■ Document section
I save best quality in photoshop (in the compressed format) and then optimize in a WebOptX (used to use Image Optimizer, but for the most part it doesn't optimize as good).

I use GIF for less colors, JPG for bitmaps like real life pictures.

Poxicator
04-13-2007, 04:46 AM
Gig is excellent for flat colours, jpg for photographs.
I often optimise direct from Photoshop (save for web) or jump into ImageReady. I always go for highest settings as I'm not a fan of image degradation.

what benefits does WebOptX give? not tried that.

KDLA
04-16-2007, 09:00 AM
From my experience, it isn't the program that determines the quality of optimization, but the user. If you pick the right file types and compression rates, you'll get good results, no matter what the program. ;)

aPerson
04-18-2007, 02:56 AM
I was talking more about sites like this: http://www.fishmarketing.net/ that rely on images for design

So you guys think now in this day and age it's ok to make load times for 56K 5 seconds or more? What's acceptable?

■ Labeled box records
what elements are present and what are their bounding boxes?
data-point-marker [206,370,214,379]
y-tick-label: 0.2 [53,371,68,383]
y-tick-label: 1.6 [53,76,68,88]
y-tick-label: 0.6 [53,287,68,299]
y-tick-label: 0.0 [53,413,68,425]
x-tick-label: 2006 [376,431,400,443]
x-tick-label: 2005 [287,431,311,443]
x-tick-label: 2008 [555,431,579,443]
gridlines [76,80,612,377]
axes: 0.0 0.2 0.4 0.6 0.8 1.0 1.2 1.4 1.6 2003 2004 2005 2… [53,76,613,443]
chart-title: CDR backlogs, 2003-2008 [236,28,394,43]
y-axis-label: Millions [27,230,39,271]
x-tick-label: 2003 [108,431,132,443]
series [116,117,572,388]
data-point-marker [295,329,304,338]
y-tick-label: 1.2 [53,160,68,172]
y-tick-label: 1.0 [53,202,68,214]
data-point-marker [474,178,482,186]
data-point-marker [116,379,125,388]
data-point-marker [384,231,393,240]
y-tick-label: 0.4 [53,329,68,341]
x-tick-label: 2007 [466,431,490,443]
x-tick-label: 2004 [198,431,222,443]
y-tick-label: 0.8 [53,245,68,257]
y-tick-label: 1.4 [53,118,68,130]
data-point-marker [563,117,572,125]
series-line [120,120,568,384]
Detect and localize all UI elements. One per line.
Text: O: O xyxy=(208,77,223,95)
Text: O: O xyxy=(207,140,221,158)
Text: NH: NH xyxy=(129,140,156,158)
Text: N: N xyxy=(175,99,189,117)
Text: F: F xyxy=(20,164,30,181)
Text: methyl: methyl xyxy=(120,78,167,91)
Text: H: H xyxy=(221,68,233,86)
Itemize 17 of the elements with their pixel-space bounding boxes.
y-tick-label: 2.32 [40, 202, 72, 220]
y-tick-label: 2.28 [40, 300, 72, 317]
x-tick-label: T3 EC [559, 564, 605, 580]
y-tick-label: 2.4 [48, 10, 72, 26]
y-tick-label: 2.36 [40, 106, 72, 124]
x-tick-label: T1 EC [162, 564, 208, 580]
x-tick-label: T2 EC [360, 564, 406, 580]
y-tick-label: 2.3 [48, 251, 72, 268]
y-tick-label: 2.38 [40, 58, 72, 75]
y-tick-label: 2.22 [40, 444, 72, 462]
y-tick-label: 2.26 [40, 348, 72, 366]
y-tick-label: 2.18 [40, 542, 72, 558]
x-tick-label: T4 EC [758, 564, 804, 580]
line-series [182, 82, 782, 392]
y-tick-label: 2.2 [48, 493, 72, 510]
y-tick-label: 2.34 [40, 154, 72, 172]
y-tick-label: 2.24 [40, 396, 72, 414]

■ To be done
a – In the forum thread, swap "image degradation" for "quality loss" and write out the passage starting with "I often optimise" and going on through "of image degradation.".
b – Please answer these about the forum thread:
(i) Which format does the first poster use for bitmaps like real life pictures?
(ii) According to KDLA, what determines the quality of optimization?
(iii) Which site does aPerson give as an example of a site that relies on images for design?

■ Solutions per task
a –
I often optimise direct from Photoshop (save for web) or jump into ImageReady. I always go for highest settings as I'm not a fan of quality loss.

b –
(i) JPG
(ii) The user, not the program
(iii) http://www.fishmarketing.net/